● **To do**
Omit the images, then print each record below exactly as it reads.

● **Information given**
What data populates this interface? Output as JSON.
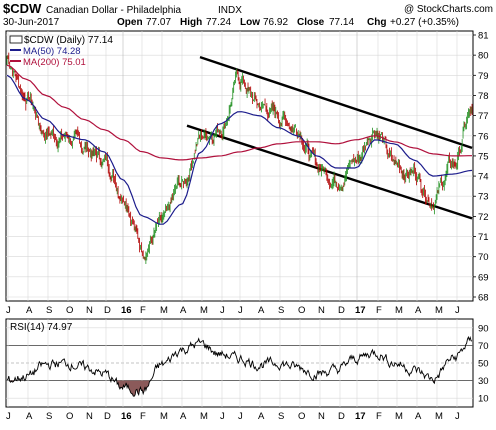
{
  "header": {
    "symbol": "$CDW",
    "name": "Canadian Dollar - Philadelphia",
    "exchange": "INDX",
    "watermark": "@ StockCharts.com",
    "date": "30-Jun-2017",
    "open_label": "Open",
    "open": "77.07",
    "high_label": "High",
    "high": "77.24",
    "low_label": "Low",
    "low": "76.92",
    "close_label": "Close",
    "close": "77.14",
    "chg_label": "Chg",
    "chg": "+0.27 (+0.35%)"
  },
  "legend": {
    "price": "$CDW (Daily) 77.14",
    "ma50": "MA(50) 74.28",
    "ma200": "MA(200) 75.01",
    "rsi": "RSI(14) 74.97"
  },
  "colors": {
    "up": "#1f8f1f",
    "down": "#b00000",
    "ma50": "#1c1c8c",
    "ma200": "#b0103c",
    "channel": "#000000",
    "rsi_line": "#000000",
    "rsi_fill": "#8b5a5a",
    "grid": "#d8d8d8"
  },
  "chart_data": [
    {
      "type": "line",
      "title": "$CDW Canadian Dollar - Philadelphia INDX",
      "ylim": [
        68,
        81
      ],
      "yticks": [
        68,
        69,
        70,
        71,
        72,
        73,
        74,
        75,
        76,
        77,
        78,
        79,
        80,
        81
      ],
      "x_tick_labels": [
        "J",
        "A",
        "S",
        "O",
        "N",
        "D",
        "16",
        "F",
        "M",
        "A",
        "M",
        "J",
        "J",
        "A",
        "S",
        "O",
        "N",
        "D",
        "17",
        "F",
        "M",
        "A",
        "M",
        "J"
      ],
      "grid": true,
      "series": [
        {
          "name": "$CDW (Daily)",
          "x": [
            0,
            1,
            2,
            3,
            4,
            5,
            6,
            7,
            8,
            9,
            10,
            11,
            12,
            13,
            14,
            15,
            16,
            17,
            18,
            19,
            20,
            21,
            22,
            23,
            24
          ],
          "values": [
            79.8,
            78.0,
            76.2,
            76.0,
            75.4,
            74.8,
            73.3,
            70.5,
            71.5,
            73.5,
            76.0,
            76.5,
            78.8,
            77.5,
            77.0,
            76.5,
            74.5,
            74.0,
            74.8,
            76.5,
            74.5,
            74.2,
            73.0,
            74.5,
            77.14
          ]
        },
        {
          "name": "MA(50)",
          "x": [
            0,
            1,
            2,
            3,
            4,
            5,
            6,
            7,
            8,
            9,
            10,
            11,
            12,
            13,
            14,
            15,
            16,
            17,
            18,
            19,
            20,
            21,
            22,
            23,
            24
          ],
          "values": [
            79.0,
            77.8,
            76.8,
            76.0,
            75.8,
            75.2,
            73.8,
            72.0,
            71.6,
            72.6,
            75.2,
            76.6,
            77.2,
            77.0,
            76.4,
            76.0,
            75.0,
            74.4,
            74.4,
            75.8,
            75.6,
            74.8,
            74.0,
            74.1,
            74.28
          ]
        },
        {
          "name": "MA(200)",
          "x": [
            0,
            1,
            2,
            3,
            4,
            5,
            6,
            7,
            8,
            9,
            10,
            11,
            12,
            13,
            14,
            15,
            16,
            17,
            18,
            19,
            20,
            21,
            22,
            23,
            24
          ],
          "values": [
            79.5,
            78.8,
            78.0,
            77.4,
            76.8,
            76.3,
            75.8,
            75.2,
            74.9,
            74.8,
            74.9,
            75.0,
            75.2,
            75.4,
            75.6,
            75.7,
            75.7,
            75.6,
            75.8,
            76.0,
            75.7,
            75.4,
            75.1,
            75.0,
            75.01
          ]
        }
      ]
    },
    {
      "type": "line",
      "title": "RSI(14)",
      "ylim": [
        0,
        100
      ],
      "yticks": [
        10,
        30,
        50,
        70,
        90
      ],
      "x_tick_labels": [
        "J",
        "A",
        "S",
        "O",
        "N",
        "D",
        "16",
        "F",
        "M",
        "A",
        "M",
        "J",
        "J",
        "A",
        "S",
        "O",
        "N",
        "D",
        "17",
        "F",
        "M",
        "A",
        "M",
        "J"
      ],
      "series": [
        {
          "name": "RSI(14)",
          "x": [
            0,
            1,
            2,
            3,
            4,
            5,
            6,
            7,
            8,
            9,
            10,
            11,
            12,
            13,
            14,
            15,
            16,
            17,
            18,
            19,
            20,
            21,
            22,
            23,
            24
          ],
          "values": [
            30,
            35,
            48,
            50,
            45,
            38,
            22,
            18,
            48,
            65,
            72,
            60,
            55,
            48,
            50,
            45,
            38,
            42,
            55,
            62,
            50,
            42,
            32,
            55,
            74.97
          ]
        }
      ]
    }
  ]
}
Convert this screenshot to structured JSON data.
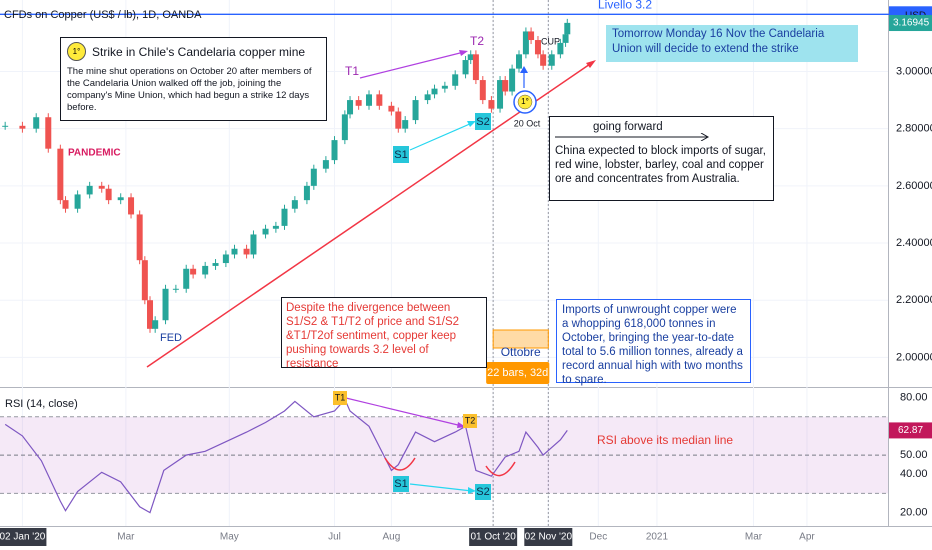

● **Task response**
What data populates this interface? Output as JSON.
{
  "header": {
    "symbol": "$CDW",
    "name": "Canadian Dollar - Philadelphia",
    "exchange": "INDX",
    "watermark": "@ StockCharts.com",
    "date": "30-Jun-2017",
    "open_label": "Open",
    "open": "77.07",
    "high_label": "High",
    "high": "77.24",
    "low_label": "Low",
    "low": "76.92",
    "close_label": "Close",
    "close": "77.14",
    "chg_label": "Chg",
    "chg": "+0.27 (+0.35%)"
  },
  "legend": {
    "price": "$CDW (Daily) 77.14",
    "ma50": "MA(50) 74.28",
    "ma200": "MA(200) 75.01",
    "rsi": "RSI(14) 74.97"
  },
  "colors": {
    "up": "#1f8f1f",
    "down": "#b00000",
    "ma50": "#1c1c8c",
    "ma200": "#b0103c",
    "channel": "#000000",
    "rsi_line": "#000000",
    "rsi_fill": "#8b5a5a",
    "grid": "#d8d8d8"
  },
  "chart_data": [
    {
      "type": "line",
      "title": "$CDW Canadian Dollar - Philadelphia INDX",
      "ylim": [
        68,
        81
      ],
      "yticks": [
        68,
        69,
        70,
        71,
        72,
        73,
        74,
        75,
        76,
        77,
        78,
        79,
        80,
        81
      ],
      "x_tick_labels": [
        "J",
        "A",
        "S",
        "O",
        "N",
        "D",
        "16",
        "F",
        "M",
        "A",
        "M",
        "J",
        "J",
        "A",
        "S",
        "O",
        "N",
        "D",
        "17",
        "F",
        "M",
        "A",
        "M",
        "J"
      ],
      "grid": true,
      "series": [
        {
          "name": "$CDW (Daily)",
          "x": [
            0,
            1,
            2,
            3,
            4,
            5,
            6,
            7,
            8,
            9,
            10,
            11,
            12,
            13,
            14,
            15,
            16,
            17,
            18,
            19,
            20,
            21,
            22,
            23,
            24
          ],
          "values": [
            79.8,
            78.0,
            76.2,
            76.0,
            75.4,
            74.8,
            73.3,
            70.5,
            71.5,
            73.5,
            76.0,
            76.5,
            78.8,
            77.5,
            77.0,
            76.5,
            74.5,
            74.0,
            74.8,
            76.5,
            74.5,
            74.2,
            73.0,
            74.5,
            77.14
          ]
        },
        {
          "name": "MA(50)",
          "x": [
            0,
            1,
            2,
            3,
            4,
            5,
            6,
            7,
            8,
            9,
            10,
            11,
            12,
            13,
            14,
            15,
            16,
            17,
            18,
            19,
            20,
            21,
            22,
            23,
            24
          ],
          "values": [
            79.0,
            77.8,
            76.8,
            76.0,
            75.8,
            75.2,
            73.8,
            72.0,
            71.6,
            72.6,
            75.2,
            76.6,
            77.2,
            77.0,
            76.4,
            76.0,
            75.0,
            74.4,
            74.4,
            75.8,
            75.6,
            74.8,
            74.0,
            74.1,
            74.28
          ]
        },
        {
          "name": "MA(200)",
          "x": [
            0,
            1,
            2,
            3,
            4,
            5,
            6,
            7,
            8,
            9,
            10,
            11,
            12,
            13,
            14,
            15,
            16,
            17,
            18,
            19,
            20,
            21,
            22,
            23,
            24
          ],
          "values": [
            79.5,
            78.8,
            78.0,
            77.4,
            76.8,
            76.3,
            75.8,
            75.2,
            74.9,
            74.8,
            74.9,
            75.0,
            75.2,
            75.4,
            75.6,
            75.7,
            75.7,
            75.6,
            75.8,
            76.0,
            75.7,
            75.4,
            75.1,
            75.0,
            75.01
          ]
        }
      ]
    },
    {
      "type": "line",
      "title": "RSI(14)",
      "ylim": [
        0,
        100
      ],
      "yticks": [
        10,
        30,
        50,
        70,
        90
      ],
      "x_tick_labels": [
        "J",
        "A",
        "S",
        "O",
        "N",
        "D",
        "16",
        "F",
        "M",
        "A",
        "M",
        "J",
        "J",
        "A",
        "S",
        "O",
        "N",
        "D",
        "17",
        "F",
        "M",
        "A",
        "M",
        "J"
      ],
      "series": [
        {
          "name": "RSI(14)",
          "x": [
            0,
            1,
            2,
            3,
            4,
            5,
            6,
            7,
            8,
            9,
            10,
            11,
            12,
            13,
            14,
            15,
            16,
            17,
            18,
            19,
            20,
            21,
            22,
            23,
            24
          ],
          "values": [
            30,
            35,
            48,
            50,
            45,
            38,
            22,
            18,
            48,
            65,
            72,
            60,
            55,
            48,
            50,
            45,
            38,
            42,
            55,
            62,
            50,
            42,
            32,
            55,
            74.97
          ]
        }
      ]
    }
  ]
}
Convert this screenshot to structured JSON data.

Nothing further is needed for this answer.